Exercise requirements – Reproduce the entries word for word, and omit any picture you find in them.

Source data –
....

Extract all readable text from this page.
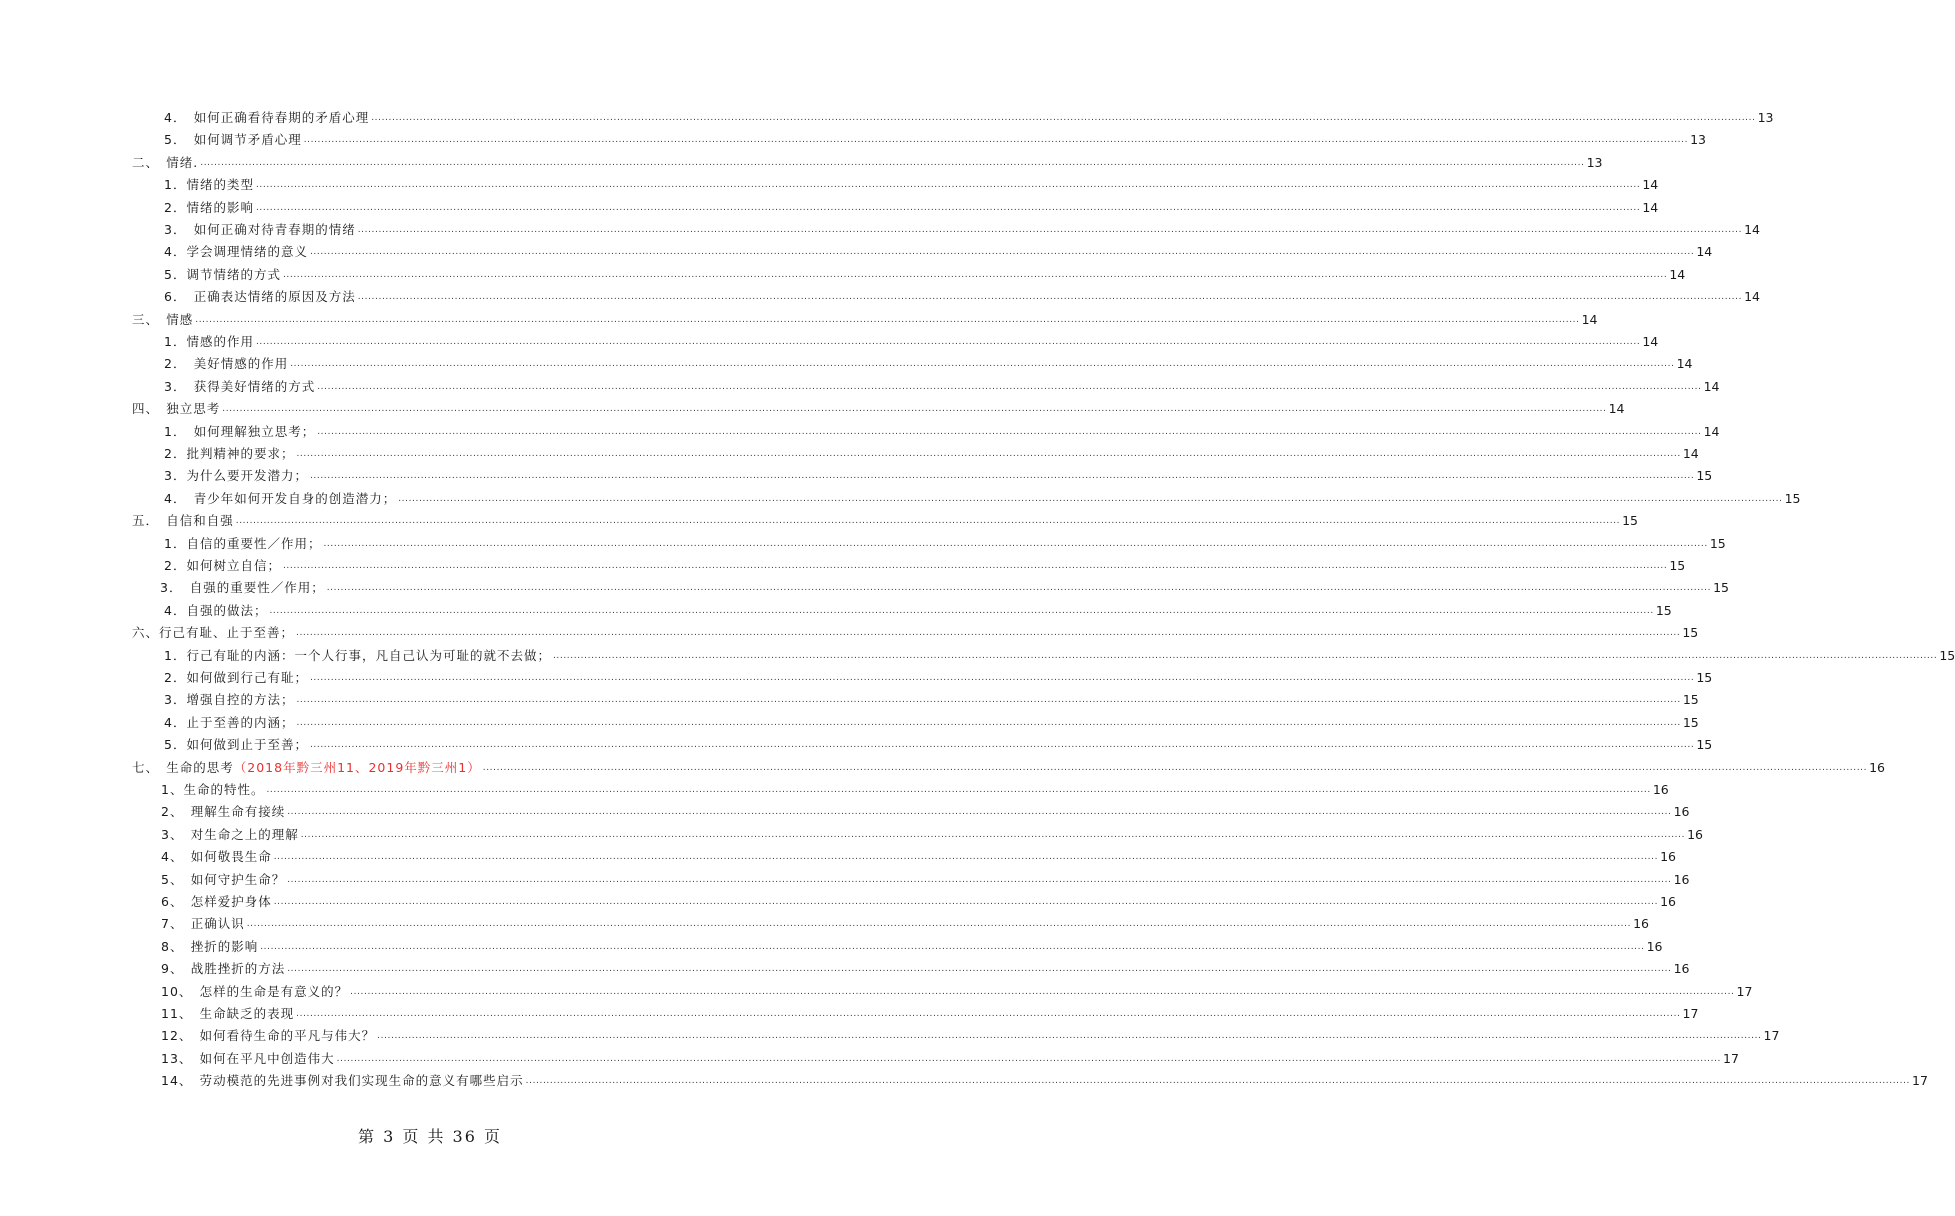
4．　如何正确看待春期的矛盾心理 ................................................................................................................................................................................................................................................................................................................................................................................................................ 13
5．　如何调节矛盾心理 ................................................................................................................................................................................................................................................................................................................................................................................................................ 13
二、　情绪. ................................................................................................................................................................................................................................................................................................................................................................................................................ 13
1．情绪的类型 ................................................................................................................................................................................................................................................................................................................................................................................................................ 14
2．情绪的影响 ................................................................................................................................................................................................................................................................................................................................................................................................................ 14
3．　如何正确对待青春期的情绪 ................................................................................................................................................................................................................................................................................................................................................................................................................ 14
4．学会调理情绪的意义 ................................................................................................................................................................................................................................................................................................................................................................................................................ 14
5．调节情绪的方式 ................................................................................................................................................................................................................................................................................................................................................................................................................ 14
6．　正确表达情绪的原因及方法 ................................................................................................................................................................................................................................................................................................................................................................................................................ 14
三、　情感 ................................................................................................................................................................................................................................................................................................................................................................................................................ 14
1．情感的作用 ................................................................................................................................................................................................................................................................................................................................................................................................................ 14
2．　美好情感的作用 ................................................................................................................................................................................................................................................................................................................................................................................................................ 14
3．　获得美好情绪的方式 ................................................................................................................................................................................................................................................................................................................................................................................................................ 14
四、　独立思考 ................................................................................................................................................................................................................................................................................................................................................................................................................ 14
1．　如何理解独立思考； ................................................................................................................................................................................................................................................................................................................................................................................................................ 14
2．批判精神的要求； ................................................................................................................................................................................................................................................................................................................................................................................................................ 14
3．为什么要开发潜力； ................................................................................................................................................................................................................................................................................................................................................................................................................ 15
4．　青少年如何开发自身的创造潜力； ................................................................................................................................................................................................................................................................................................................................................................................................................ 15
五．　自信和自强 ................................................................................................................................................................................................................................................................................................................................................................................................................ 15
1．自信的重要性／作用； ................................................................................................................................................................................................................................................................................................................................................................................................................ 15
2．如何树立自信； ................................................................................................................................................................................................................................................................................................................................................................................................................ 15
3．　自强的重要性／作用； ................................................................................................................................................................................................................................................................................................................................................................................................................ 15
4．自强的做法； ................................................................................................................................................................................................................................................................................................................................................................................................................ 15
六、行己有耻、止于至善； ................................................................................................................................................................................................................................................................................................................................................................................................................ 15
1．行己有耻的内涵：一个人行事，凡自己认为可耻的就不去做； ................................................................................................................................................................................................................................................................................................................................................................................................................ 15
2．如何做到行己有耻； ................................................................................................................................................................................................................................................................................................................................................................................................................ 15
3．增强自控的方法； ................................................................................................................................................................................................................................................................................................................................................................................................................ 15
4．止于至善的内涵； ................................................................................................................................................................................................................................................................................................................................................................................................................ 15
5．如何做到止于至善； ................................................................................................................................................................................................................................................................................................................................................................................................................ 15
七、　生命的思考（2018年黔三州11、2019年黔三州1） ................................................................................................................................................................................................................................................................................................................................................................................................................ 16
1、生命的特性。 ................................................................................................................................................................................................................................................................................................................................................................................................................ 16
2、　理解生命有接续 ................................................................................................................................................................................................................................................................................................................................................................................................................ 16
3、　对生命之上的理解 ................................................................................................................................................................................................................................................................................................................................................................................................................ 16
4、　如何敬畏生命 ................................................................................................................................................................................................................................................................................................................................................................................................................ 16
5、　如何守护生命？ ................................................................................................................................................................................................................................................................................................................................................................................................................ 16
6、　怎样爱护身体 ................................................................................................................................................................................................................................................................................................................................................................................................................ 16
7、　正确认识 ................................................................................................................................................................................................................................................................................................................................................................................................................ 16
8、　挫折的影响 ................................................................................................................................................................................................................................................................................................................................................................................................................ 16
9、　战胜挫折的方法 ................................................................................................................................................................................................................................................................................................................................................................................................................ 16
10、　怎样的生命是有意义的？ ................................................................................................................................................................................................................................................................................................................................................................................................................ 17
11、　生命缺乏的表现 ................................................................................................................................................................................................................................................................................................................................................................................................................ 17
12、　如何看待生命的平凡与伟大？ ................................................................................................................................................................................................................................................................................................................................................................................................................ 17
13、　如何在平凡中创造伟大 ................................................................................................................................................................................................................................................................................................................................................................................................................ 17
14、　劳动模范的先进事例对我们实现生命的意义有哪些启示 ................................................................................................................................................................................................................................................................................................................................................................................................................ 17
第 3 页 共 36 页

....

Output for this task –
Extract all readable text from this page.
4．　如何正确看待春期的矛盾心理 ................................................................................................................................................................................................................................................................................................................................................................................................................ 13
5．　如何调节矛盾心理 ................................................................................................................................................................................................................................................................................................................................................................................................................ 13
二、　情绪. ................................................................................................................................................................................................................................................................................................................................................................................................................ 13
1．情绪的类型 ................................................................................................................................................................................................................................................................................................................................................................................................................ 14
2．情绪的影响 ................................................................................................................................................................................................................................................................................................................................................................................................................ 14
3．　如何正确对待青春期的情绪 ................................................................................................................................................................................................................................................................................................................................................................................................................ 14
4．学会调理情绪的意义 ................................................................................................................................................................................................................................................................................................................................................................................................................ 14
5．调节情绪的方式 ................................................................................................................................................................................................................................................................................................................................................................................................................ 14
6．　正确表达情绪的原因及方法 ................................................................................................................................................................................................................................................................................................................................................................................................................ 14
三、　情感 ................................................................................................................................................................................................................................................................................................................................................................................................................ 14
1．情感的作用 ................................................................................................................................................................................................................................................................................................................................................................................................................ 14
2．　美好情感的作用 ................................................................................................................................................................................................................................................................................................................................................................................................................ 14
3．　获得美好情绪的方式 ................................................................................................................................................................................................................................................................................................................................................................................................................ 14
四、　独立思考 ................................................................................................................................................................................................................................................................................................................................................................................................................ 14
1．　如何理解独立思考； ................................................................................................................................................................................................................................................................................................................................................................................................................ 14
2．批判精神的要求； ................................................................................................................................................................................................................................................................................................................................................................................................................ 14
3．为什么要开发潜力； ................................................................................................................................................................................................................................................................................................................................................................................................................ 15
4．　青少年如何开发自身的创造潜力； ................................................................................................................................................................................................................................................................................................................................................................................................................ 15
五．　自信和自强 ................................................................................................................................................................................................................................................................................................................................................................................................................ 15
1．自信的重要性／作用； ................................................................................................................................................................................................................................................................................................................................................................................................................ 15
2．如何树立自信； ................................................................................................................................................................................................................................................................................................................................................................................................................ 15
3．　自强的重要性／作用； ................................................................................................................................................................................................................................................................................................................................................................................................................ 15
4．自强的做法； ................................................................................................................................................................................................................................................................................................................................................................................................................ 15
六、行己有耻、止于至善； ................................................................................................................................................................................................................................................................................................................................................................................................................ 15
1．行己有耻的内涵：一个人行事，凡自己认为可耻的就不去做； ................................................................................................................................................................................................................................................................................................................................................................................................................ 15
2．如何做到行己有耻； ................................................................................................................................................................................................................................................................................................................................................................................................................ 15
3．增强自控的方法； ................................................................................................................................................................................................................................................................................................................................................................................................................ 15
4．止于至善的内涵； ................................................................................................................................................................................................................................................................................................................................................................................................................ 15
5．如何做到止于至善； ................................................................................................................................................................................................................................................................................................................................................................................................................ 15
七、　生命的思考（2018年黔三州11、2019年黔三州1） ................................................................................................................................................................................................................................................................................................................................................................................................................ 16
1、生命的特性。 ................................................................................................................................................................................................................................................................................................................................................................................................................ 16
2、　理解生命有接续 ................................................................................................................................................................................................................................................................................................................................................................................................................ 16
3、　对生命之上的理解 ................................................................................................................................................................................................................................................................................................................................................................................................................ 16
4、　如何敬畏生命 ................................................................................................................................................................................................................................................................................................................................................................................................................ 16
5、　如何守护生命？ ................................................................................................................................................................................................................................................................................................................................................................................................................ 16
6、　怎样爱护身体 ................................................................................................................................................................................................................................................................................................................................................................................................................ 16
7、　正确认识 ................................................................................................................................................................................................................................................................................................................................................................................................................ 16
8、　挫折的影响 ................................................................................................................................................................................................................................................................................................................................................................................................................ 16
9、　战胜挫折的方法 ................................................................................................................................................................................................................................................................................................................................................................................................................ 16
10、　怎样的生命是有意义的？ ................................................................................................................................................................................................................................................................................................................................................................................................................ 17
11、　生命缺乏的表现 ................................................................................................................................................................................................................................................................................................................................................................................................................ 17
12、　如何看待生命的平凡与伟大？ ................................................................................................................................................................................................................................................................................................................................................................................................................ 17
13、　如何在平凡中创造伟大 ................................................................................................................................................................................................................................................................................................................................................................................................................ 17
14、　劳动模范的先进事例对我们实现生命的意义有哪些启示 ................................................................................................................................................................................................................................................................................................................................................................................................................ 17
第 3 页 共 36 页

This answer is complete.